(Figure dataset records)
####################

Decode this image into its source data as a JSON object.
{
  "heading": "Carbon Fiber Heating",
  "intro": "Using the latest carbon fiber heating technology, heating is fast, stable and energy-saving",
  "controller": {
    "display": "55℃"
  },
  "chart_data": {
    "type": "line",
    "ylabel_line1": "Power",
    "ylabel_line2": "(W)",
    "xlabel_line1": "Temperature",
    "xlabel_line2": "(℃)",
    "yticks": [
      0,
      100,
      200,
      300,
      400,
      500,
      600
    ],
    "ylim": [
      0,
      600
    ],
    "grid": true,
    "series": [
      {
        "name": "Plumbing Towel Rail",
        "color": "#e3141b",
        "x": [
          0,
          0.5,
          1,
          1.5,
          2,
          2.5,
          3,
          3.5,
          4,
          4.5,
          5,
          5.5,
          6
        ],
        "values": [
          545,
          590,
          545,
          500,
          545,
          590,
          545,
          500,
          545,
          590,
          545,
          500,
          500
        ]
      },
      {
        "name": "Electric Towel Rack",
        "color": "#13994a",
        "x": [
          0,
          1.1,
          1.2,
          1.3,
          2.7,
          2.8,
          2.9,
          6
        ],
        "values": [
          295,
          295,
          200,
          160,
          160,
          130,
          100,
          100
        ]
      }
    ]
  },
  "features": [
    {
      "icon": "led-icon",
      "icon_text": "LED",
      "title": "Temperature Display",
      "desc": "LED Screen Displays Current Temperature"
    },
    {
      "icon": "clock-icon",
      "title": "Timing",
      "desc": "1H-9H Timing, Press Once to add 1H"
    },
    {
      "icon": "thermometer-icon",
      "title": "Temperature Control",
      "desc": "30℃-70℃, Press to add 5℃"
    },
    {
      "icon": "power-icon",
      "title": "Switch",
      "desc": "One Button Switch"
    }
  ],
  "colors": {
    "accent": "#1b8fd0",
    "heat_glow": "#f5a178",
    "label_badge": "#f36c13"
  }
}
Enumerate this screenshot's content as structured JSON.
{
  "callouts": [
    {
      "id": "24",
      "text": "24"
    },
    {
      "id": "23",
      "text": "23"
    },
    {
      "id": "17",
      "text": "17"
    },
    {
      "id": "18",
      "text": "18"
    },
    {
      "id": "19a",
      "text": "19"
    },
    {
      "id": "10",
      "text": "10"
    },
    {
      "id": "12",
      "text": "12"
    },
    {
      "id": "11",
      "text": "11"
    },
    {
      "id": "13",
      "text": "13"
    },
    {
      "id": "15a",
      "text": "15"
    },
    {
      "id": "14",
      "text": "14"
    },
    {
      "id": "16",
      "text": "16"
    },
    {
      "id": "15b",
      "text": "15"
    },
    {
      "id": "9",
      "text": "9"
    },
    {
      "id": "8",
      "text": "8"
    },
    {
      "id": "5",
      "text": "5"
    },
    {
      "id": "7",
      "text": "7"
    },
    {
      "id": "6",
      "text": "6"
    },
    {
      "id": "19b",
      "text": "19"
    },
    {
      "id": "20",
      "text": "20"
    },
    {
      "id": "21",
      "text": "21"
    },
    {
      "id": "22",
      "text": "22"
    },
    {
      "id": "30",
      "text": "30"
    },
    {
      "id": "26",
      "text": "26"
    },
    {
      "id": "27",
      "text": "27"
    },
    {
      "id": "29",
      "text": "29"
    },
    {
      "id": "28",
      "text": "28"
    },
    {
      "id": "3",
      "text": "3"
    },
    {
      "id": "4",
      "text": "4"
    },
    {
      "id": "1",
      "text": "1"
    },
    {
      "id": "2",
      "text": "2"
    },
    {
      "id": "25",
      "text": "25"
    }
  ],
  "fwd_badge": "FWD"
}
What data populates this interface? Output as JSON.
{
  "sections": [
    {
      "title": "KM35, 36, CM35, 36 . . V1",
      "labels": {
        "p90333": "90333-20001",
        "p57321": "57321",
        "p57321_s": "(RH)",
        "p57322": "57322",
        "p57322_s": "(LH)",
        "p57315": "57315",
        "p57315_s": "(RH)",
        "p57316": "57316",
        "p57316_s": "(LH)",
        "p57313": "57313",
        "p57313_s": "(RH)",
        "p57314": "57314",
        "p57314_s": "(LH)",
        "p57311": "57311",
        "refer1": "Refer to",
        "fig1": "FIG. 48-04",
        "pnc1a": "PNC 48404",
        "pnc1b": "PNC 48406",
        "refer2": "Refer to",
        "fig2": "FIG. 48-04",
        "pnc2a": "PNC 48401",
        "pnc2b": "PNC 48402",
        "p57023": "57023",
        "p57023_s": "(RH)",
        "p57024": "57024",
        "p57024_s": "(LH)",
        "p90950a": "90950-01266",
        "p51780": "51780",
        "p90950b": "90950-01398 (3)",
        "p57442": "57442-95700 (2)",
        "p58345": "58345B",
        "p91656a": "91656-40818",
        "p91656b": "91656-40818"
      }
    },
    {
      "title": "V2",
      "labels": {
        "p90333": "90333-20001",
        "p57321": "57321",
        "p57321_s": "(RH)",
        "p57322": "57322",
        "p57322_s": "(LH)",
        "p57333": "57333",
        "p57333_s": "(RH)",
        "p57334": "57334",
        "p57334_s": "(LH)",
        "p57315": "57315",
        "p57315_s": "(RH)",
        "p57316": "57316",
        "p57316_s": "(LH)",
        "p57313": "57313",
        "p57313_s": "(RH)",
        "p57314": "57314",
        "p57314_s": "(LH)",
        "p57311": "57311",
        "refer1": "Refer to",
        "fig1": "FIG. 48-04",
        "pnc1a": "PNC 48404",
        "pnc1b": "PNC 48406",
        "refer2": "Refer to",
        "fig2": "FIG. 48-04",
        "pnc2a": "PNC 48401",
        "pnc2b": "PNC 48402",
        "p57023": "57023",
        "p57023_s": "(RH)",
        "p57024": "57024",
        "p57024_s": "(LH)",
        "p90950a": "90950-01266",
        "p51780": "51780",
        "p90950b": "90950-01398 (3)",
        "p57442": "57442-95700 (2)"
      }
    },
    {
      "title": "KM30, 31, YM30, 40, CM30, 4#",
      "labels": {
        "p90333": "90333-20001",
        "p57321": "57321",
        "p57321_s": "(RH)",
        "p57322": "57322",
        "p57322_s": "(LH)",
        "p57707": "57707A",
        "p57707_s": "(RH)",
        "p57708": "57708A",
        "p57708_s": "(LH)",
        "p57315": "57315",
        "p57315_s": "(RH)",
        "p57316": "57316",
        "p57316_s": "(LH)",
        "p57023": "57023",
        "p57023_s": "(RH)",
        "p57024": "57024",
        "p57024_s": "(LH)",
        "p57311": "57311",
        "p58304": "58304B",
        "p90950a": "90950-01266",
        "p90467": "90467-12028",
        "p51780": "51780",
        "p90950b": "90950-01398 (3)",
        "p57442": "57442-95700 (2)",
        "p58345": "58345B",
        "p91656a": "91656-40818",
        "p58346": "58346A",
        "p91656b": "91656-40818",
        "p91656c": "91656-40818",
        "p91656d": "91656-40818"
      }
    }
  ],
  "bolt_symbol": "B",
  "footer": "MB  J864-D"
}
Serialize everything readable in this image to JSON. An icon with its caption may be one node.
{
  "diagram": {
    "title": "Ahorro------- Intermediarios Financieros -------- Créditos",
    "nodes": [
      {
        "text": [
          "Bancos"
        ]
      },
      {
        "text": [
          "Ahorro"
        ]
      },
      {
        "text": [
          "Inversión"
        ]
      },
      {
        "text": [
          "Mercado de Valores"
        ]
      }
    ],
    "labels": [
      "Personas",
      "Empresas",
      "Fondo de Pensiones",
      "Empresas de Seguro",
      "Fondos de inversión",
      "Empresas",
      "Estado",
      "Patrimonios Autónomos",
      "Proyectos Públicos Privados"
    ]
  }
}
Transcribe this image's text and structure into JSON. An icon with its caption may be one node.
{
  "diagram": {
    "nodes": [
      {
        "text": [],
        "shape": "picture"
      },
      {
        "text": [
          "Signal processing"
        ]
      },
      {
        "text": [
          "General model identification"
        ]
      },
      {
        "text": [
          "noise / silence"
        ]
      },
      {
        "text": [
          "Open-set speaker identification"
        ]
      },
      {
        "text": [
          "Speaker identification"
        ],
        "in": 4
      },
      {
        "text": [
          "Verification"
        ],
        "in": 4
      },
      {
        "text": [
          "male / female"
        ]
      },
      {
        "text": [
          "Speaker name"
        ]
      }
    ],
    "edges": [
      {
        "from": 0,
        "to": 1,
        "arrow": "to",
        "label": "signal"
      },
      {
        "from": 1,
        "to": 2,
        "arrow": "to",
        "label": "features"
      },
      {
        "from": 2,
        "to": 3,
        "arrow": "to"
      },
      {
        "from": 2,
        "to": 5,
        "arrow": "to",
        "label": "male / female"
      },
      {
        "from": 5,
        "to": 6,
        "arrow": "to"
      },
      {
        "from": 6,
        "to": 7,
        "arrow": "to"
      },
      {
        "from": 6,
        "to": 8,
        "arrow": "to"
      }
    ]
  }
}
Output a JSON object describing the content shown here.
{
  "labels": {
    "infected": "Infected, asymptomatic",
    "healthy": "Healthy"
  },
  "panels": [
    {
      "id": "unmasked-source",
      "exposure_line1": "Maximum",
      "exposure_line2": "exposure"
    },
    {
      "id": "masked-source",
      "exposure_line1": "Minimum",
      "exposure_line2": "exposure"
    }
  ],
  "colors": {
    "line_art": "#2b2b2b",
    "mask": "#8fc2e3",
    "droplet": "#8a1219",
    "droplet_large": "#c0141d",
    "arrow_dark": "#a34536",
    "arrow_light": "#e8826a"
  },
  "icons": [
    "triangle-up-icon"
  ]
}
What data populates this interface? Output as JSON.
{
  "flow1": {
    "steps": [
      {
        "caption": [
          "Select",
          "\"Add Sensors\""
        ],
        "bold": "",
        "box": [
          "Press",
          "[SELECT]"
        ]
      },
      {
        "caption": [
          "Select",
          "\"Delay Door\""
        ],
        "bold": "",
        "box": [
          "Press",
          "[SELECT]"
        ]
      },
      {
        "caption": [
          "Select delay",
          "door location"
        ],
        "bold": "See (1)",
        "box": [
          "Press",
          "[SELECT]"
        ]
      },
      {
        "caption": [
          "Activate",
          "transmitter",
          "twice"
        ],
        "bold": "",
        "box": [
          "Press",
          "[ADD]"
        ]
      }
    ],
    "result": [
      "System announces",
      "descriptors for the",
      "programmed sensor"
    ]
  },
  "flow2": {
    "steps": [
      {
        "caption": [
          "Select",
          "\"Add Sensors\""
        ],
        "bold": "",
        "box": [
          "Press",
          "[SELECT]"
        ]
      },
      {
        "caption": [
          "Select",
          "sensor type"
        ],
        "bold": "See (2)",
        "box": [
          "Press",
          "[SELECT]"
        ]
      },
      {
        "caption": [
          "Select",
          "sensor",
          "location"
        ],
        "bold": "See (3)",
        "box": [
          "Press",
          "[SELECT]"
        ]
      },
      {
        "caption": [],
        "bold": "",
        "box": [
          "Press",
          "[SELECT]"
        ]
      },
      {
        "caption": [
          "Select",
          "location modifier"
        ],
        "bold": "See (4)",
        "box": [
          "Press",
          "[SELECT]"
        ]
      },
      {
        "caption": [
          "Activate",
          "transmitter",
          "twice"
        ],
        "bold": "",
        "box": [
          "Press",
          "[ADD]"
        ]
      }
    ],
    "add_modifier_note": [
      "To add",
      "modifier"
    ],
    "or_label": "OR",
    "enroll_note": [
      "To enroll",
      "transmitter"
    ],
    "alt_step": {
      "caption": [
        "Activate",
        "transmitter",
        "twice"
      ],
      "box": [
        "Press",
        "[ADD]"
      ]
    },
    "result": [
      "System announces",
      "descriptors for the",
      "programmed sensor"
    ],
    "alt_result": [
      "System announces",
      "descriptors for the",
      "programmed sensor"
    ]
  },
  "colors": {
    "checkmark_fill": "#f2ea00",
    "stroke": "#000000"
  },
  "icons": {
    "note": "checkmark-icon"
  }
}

####################

Aim of the exercise
What is the number of lines in the data holding the word "name"? Reply with that number only.

Result of this task
3